• [The exercise]: Switch each "hour-tick-label" in the items below to "hour-label" and write the items out again with everything else unchanged, leaving out the pictures.
◇ ◇ ◇ ◇
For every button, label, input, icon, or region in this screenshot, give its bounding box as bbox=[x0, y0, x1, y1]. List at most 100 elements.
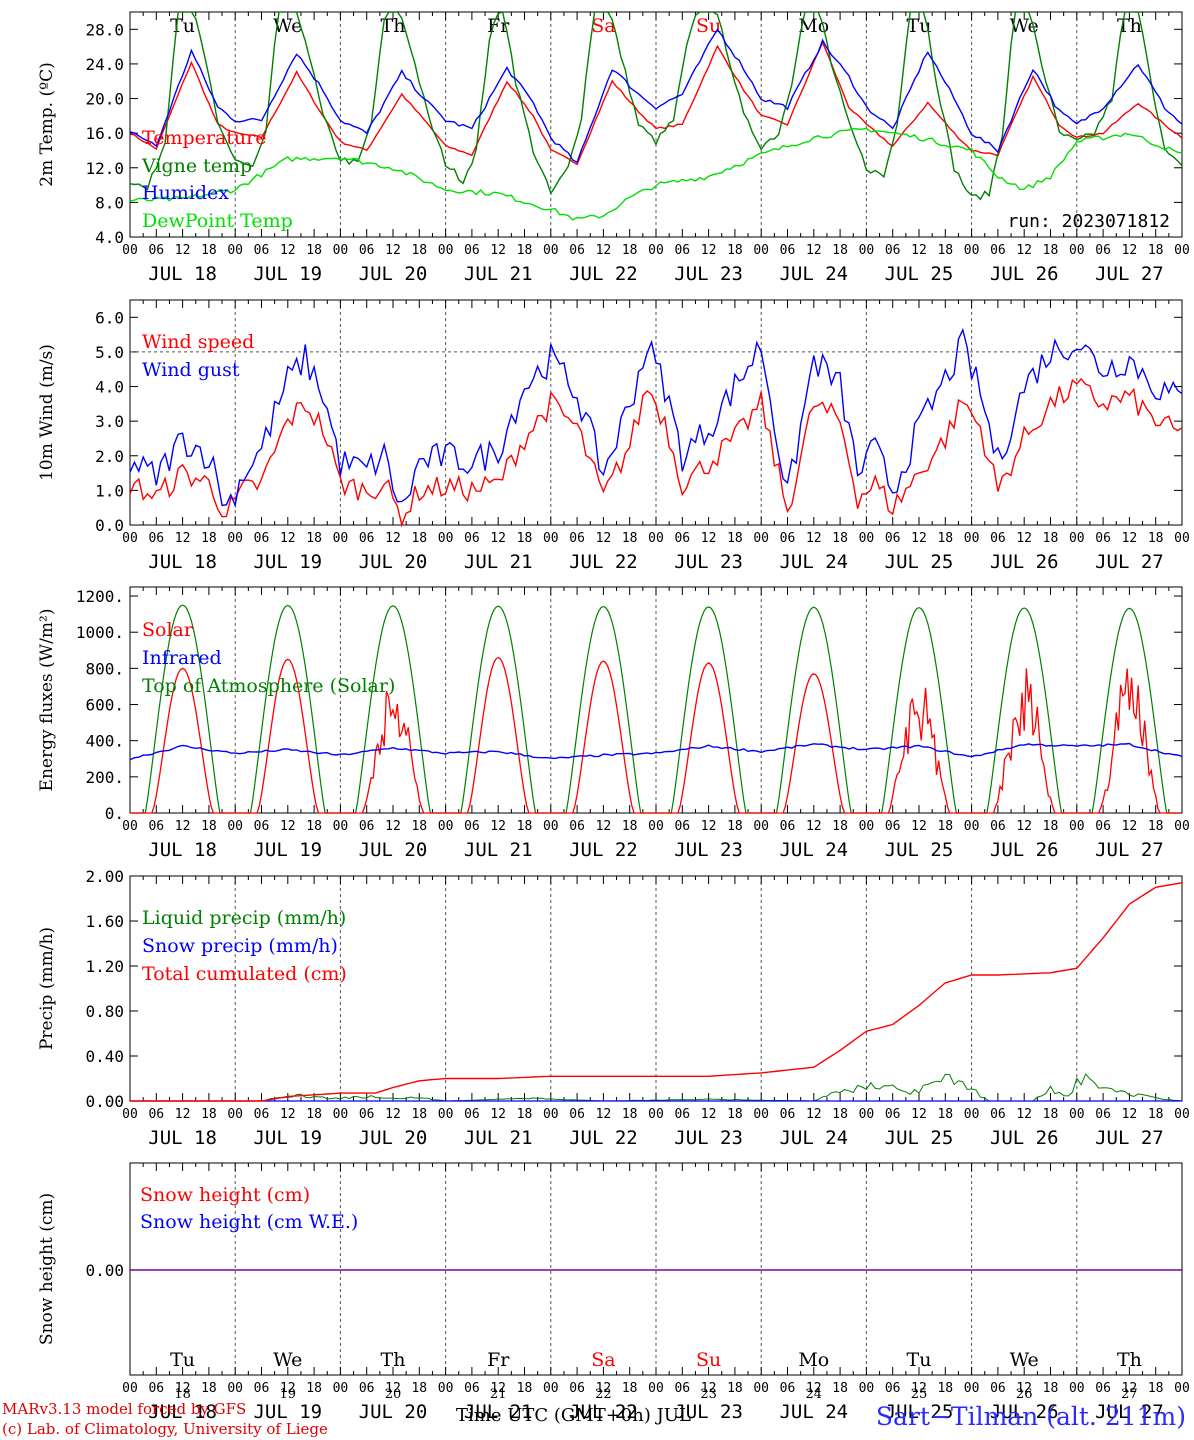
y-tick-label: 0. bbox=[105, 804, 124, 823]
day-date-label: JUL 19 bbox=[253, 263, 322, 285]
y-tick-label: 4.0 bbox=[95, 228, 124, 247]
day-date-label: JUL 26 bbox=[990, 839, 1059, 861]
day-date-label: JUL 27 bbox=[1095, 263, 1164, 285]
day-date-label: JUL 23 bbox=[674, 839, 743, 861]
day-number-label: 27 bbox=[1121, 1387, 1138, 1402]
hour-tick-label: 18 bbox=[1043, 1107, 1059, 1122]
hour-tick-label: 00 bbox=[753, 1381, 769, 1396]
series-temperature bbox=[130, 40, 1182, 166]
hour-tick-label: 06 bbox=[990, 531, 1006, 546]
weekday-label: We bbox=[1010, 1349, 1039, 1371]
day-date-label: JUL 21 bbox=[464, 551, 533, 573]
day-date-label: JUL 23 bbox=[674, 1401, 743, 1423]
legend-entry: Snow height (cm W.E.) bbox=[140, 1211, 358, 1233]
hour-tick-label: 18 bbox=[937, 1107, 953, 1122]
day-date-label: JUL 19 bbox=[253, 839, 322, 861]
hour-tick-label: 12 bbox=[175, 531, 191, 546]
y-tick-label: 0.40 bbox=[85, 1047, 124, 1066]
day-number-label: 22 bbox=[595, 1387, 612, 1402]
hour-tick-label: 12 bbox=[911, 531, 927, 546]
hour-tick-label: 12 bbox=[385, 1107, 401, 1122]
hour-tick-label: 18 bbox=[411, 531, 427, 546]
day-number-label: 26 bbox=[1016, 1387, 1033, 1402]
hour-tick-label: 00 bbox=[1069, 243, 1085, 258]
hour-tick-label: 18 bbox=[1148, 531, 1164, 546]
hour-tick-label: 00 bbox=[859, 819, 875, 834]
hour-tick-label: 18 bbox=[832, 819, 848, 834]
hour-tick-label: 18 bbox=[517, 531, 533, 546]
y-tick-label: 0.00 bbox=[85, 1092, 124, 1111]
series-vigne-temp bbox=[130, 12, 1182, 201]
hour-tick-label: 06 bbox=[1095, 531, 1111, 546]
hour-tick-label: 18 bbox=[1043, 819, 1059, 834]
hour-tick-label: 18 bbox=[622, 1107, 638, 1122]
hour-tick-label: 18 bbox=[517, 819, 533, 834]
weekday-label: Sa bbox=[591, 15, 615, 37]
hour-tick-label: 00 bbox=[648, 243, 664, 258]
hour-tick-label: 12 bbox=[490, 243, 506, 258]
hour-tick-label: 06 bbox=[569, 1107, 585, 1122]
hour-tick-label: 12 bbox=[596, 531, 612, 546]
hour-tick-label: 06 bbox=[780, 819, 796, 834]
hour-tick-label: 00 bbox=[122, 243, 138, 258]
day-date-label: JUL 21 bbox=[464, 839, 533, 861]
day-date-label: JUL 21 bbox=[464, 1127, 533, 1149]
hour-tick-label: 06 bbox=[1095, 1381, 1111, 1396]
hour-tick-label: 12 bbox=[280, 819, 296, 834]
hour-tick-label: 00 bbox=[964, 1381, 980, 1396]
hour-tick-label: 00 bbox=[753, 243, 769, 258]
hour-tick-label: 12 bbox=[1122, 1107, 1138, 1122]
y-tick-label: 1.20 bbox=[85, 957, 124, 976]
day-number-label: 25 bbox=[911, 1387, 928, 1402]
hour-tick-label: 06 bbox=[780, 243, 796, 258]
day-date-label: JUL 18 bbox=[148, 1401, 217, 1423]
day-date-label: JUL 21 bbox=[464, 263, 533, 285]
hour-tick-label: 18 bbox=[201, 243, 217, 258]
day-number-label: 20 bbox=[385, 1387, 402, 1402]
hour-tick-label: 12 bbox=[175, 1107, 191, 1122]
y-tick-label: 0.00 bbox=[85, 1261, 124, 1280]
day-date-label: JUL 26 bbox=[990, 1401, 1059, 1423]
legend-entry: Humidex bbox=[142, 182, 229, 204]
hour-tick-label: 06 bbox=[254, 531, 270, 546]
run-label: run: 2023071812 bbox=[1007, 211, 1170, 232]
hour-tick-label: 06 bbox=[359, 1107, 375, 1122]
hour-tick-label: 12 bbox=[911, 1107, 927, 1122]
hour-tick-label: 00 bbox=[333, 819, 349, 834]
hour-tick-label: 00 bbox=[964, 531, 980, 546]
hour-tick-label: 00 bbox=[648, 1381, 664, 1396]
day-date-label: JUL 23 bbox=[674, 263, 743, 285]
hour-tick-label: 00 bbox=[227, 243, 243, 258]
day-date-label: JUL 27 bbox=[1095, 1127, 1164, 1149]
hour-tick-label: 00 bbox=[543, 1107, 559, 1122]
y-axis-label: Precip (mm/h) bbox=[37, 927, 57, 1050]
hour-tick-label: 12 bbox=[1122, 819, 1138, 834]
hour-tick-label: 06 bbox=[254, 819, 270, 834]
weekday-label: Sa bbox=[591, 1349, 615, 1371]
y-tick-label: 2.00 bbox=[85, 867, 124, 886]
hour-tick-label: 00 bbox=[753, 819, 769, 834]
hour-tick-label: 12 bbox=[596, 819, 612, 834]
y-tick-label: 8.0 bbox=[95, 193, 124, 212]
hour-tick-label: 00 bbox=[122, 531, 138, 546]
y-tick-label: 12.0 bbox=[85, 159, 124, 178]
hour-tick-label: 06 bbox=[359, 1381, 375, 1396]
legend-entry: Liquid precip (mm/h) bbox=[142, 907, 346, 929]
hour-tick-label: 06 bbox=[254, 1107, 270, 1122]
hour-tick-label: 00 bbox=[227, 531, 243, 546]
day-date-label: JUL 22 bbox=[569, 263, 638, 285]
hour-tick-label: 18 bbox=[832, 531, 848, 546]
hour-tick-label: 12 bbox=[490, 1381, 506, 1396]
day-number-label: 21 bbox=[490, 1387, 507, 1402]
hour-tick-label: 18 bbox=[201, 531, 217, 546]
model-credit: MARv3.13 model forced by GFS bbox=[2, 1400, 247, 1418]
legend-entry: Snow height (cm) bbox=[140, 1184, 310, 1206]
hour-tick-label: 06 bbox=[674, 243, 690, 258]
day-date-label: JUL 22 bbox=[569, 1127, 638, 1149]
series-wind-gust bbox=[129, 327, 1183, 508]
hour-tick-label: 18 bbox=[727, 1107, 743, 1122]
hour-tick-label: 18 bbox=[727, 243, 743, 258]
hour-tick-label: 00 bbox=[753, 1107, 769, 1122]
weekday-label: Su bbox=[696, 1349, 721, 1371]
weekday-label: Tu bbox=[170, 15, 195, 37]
◇ ◇ ◇ ◇
• [Task result]:
For every button, label, input, icon, or region in this screenshot, give its bounding box as bbox=[x0, y0, x1, y1]. List at most 100 elements.
y-tick-label: 0. bbox=[105, 804, 124, 823]
day-date-label: JUL 19 bbox=[253, 263, 322, 285]
y-tick-label: 4.0 bbox=[95, 228, 124, 247]
day-date-label: JUL 26 bbox=[990, 839, 1059, 861]
day-date-label: JUL 27 bbox=[1095, 263, 1164, 285]
day-date-label: JUL 23 bbox=[674, 839, 743, 861]
day-number-label: 27 bbox=[1121, 1387, 1138, 1402]
hour-label: 18 bbox=[1043, 1107, 1059, 1122]
hour-label: 00 bbox=[753, 1381, 769, 1396]
series-temperature bbox=[130, 40, 1182, 166]
hour-label: 06 bbox=[990, 531, 1006, 546]
weekday-label: We bbox=[1010, 1349, 1039, 1371]
day-date-label: JUL 21 bbox=[464, 551, 533, 573]
day-date-label: JUL 23 bbox=[674, 1401, 743, 1423]
legend-entry: Snow height (cm W.E.) bbox=[140, 1211, 358, 1233]
hour-label: 18 bbox=[937, 1107, 953, 1122]
day-date-label: JUL 19 bbox=[253, 839, 322, 861]
hour-label: 12 bbox=[175, 531, 191, 546]
y-tick-label: 0.40 bbox=[85, 1047, 124, 1066]
day-number-label: 22 bbox=[595, 1387, 612, 1402]
hour-label: 12 bbox=[911, 531, 927, 546]
hour-label: 12 bbox=[385, 1107, 401, 1122]
hour-label: 18 bbox=[411, 531, 427, 546]
day-number-label: 26 bbox=[1016, 1387, 1033, 1402]
hour-label: 00 bbox=[1069, 243, 1085, 258]
hour-label: 18 bbox=[1148, 531, 1164, 546]
hour-label: 00 bbox=[859, 819, 875, 834]
hour-label: 18 bbox=[832, 819, 848, 834]
hour-label: 18 bbox=[517, 531, 533, 546]
y-tick-label: 0.00 bbox=[85, 1092, 124, 1111]
series-vigne-temp bbox=[130, 12, 1182, 201]
hour-label: 06 bbox=[1095, 531, 1111, 546]
hour-label: 18 bbox=[1043, 819, 1059, 834]
hour-label: 18 bbox=[622, 1107, 638, 1122]
hour-label: 18 bbox=[517, 819, 533, 834]
weekday-label: Sa bbox=[591, 15, 615, 37]
hour-label: 00 bbox=[648, 243, 664, 258]
hour-label: 12 bbox=[490, 243, 506, 258]
hour-label: 06 bbox=[569, 1107, 585, 1122]
hour-label: 12 bbox=[596, 531, 612, 546]
hour-label: 06 bbox=[780, 819, 796, 834]
hour-label: 00 bbox=[122, 243, 138, 258]
day-date-label: JUL 21 bbox=[464, 839, 533, 861]
day-date-label: JUL 21 bbox=[464, 1127, 533, 1149]
hour-label: 06 bbox=[1095, 1381, 1111, 1396]
hour-label: 12 bbox=[280, 819, 296, 834]
hour-label: 00 bbox=[964, 1381, 980, 1396]
hour-label: 00 bbox=[753, 243, 769, 258]
hour-label: 12 bbox=[1122, 1107, 1138, 1122]
y-tick-label: 1.20 bbox=[85, 957, 124, 976]
day-number-label: 25 bbox=[911, 1387, 928, 1402]
hour-label: 06 bbox=[780, 243, 796, 258]
day-date-label: JUL 18 bbox=[148, 1401, 217, 1423]
day-date-label: JUL 21 bbox=[464, 263, 533, 285]
hour-label: 18 bbox=[201, 243, 217, 258]
day-number-label: 20 bbox=[385, 1387, 402, 1402]
hour-label: 12 bbox=[175, 1107, 191, 1122]
y-tick-label: 0.00 bbox=[85, 1261, 124, 1280]
day-date-label: JUL 26 bbox=[990, 1401, 1059, 1423]
legend-entry: Humidex bbox=[142, 182, 229, 204]
hour-label: 06 bbox=[254, 531, 270, 546]
run-label: run: 2023071812 bbox=[1007, 211, 1170, 232]
hour-label: 06 bbox=[359, 1107, 375, 1122]
hour-label: 12 bbox=[911, 1107, 927, 1122]
hour-label: 00 bbox=[333, 819, 349, 834]
hour-label: 00 bbox=[964, 531, 980, 546]
hour-label: 00 bbox=[648, 1381, 664, 1396]
day-date-label: JUL 23 bbox=[674, 263, 743, 285]
hour-label: 00 bbox=[227, 243, 243, 258]
day-date-label: JUL 27 bbox=[1095, 1127, 1164, 1149]
hour-label: 00 bbox=[543, 1107, 559, 1122]
y-axis-label: Precip (mm/h) bbox=[37, 927, 57, 1050]
hour-label: 12 bbox=[1122, 819, 1138, 834]
hour-label: 06 bbox=[254, 819, 270, 834]
weekday-label: Sa bbox=[591, 1349, 615, 1371]
y-tick-label: 2.00 bbox=[85, 867, 124, 886]
hour-label: 00 bbox=[753, 819, 769, 834]
hour-label: 12 bbox=[596, 819, 612, 834]
y-tick-label: 8.0 bbox=[95, 193, 124, 212]
hour-label: 00 bbox=[122, 531, 138, 546]
y-tick-label: 12.0 bbox=[85, 159, 124, 178]
hour-label: 06 bbox=[359, 1381, 375, 1396]
legend-entry: Liquid precip (mm/h) bbox=[142, 907, 346, 929]
hour-label: 06 bbox=[254, 1107, 270, 1122]
hour-label: 00 bbox=[227, 531, 243, 546]
day-date-label: JUL 22 bbox=[569, 263, 638, 285]
hour-label: 18 bbox=[832, 531, 848, 546]
hour-label: 12 bbox=[490, 1381, 506, 1396]
day-number-label: 21 bbox=[490, 1387, 507, 1402]
hour-label: 18 bbox=[201, 531, 217, 546]
model-credit: MARv3.13 model forced by GFS bbox=[2, 1400, 247, 1418]
legend-entry: Snow height (cm) bbox=[140, 1184, 310, 1206]
hour-label: 06 bbox=[674, 243, 690, 258]
day-date-label: JUL 22 bbox=[569, 1127, 638, 1149]
series-wind-gust bbox=[129, 327, 1183, 508]
hour-label: 18 bbox=[727, 1107, 743, 1122]
hour-label: 18 bbox=[727, 243, 743, 258]
hour-label: 00 bbox=[753, 1107, 769, 1122]
weekday-label: Su bbox=[696, 1349, 721, 1371]
weekday-label: Tu bbox=[170, 15, 195, 37]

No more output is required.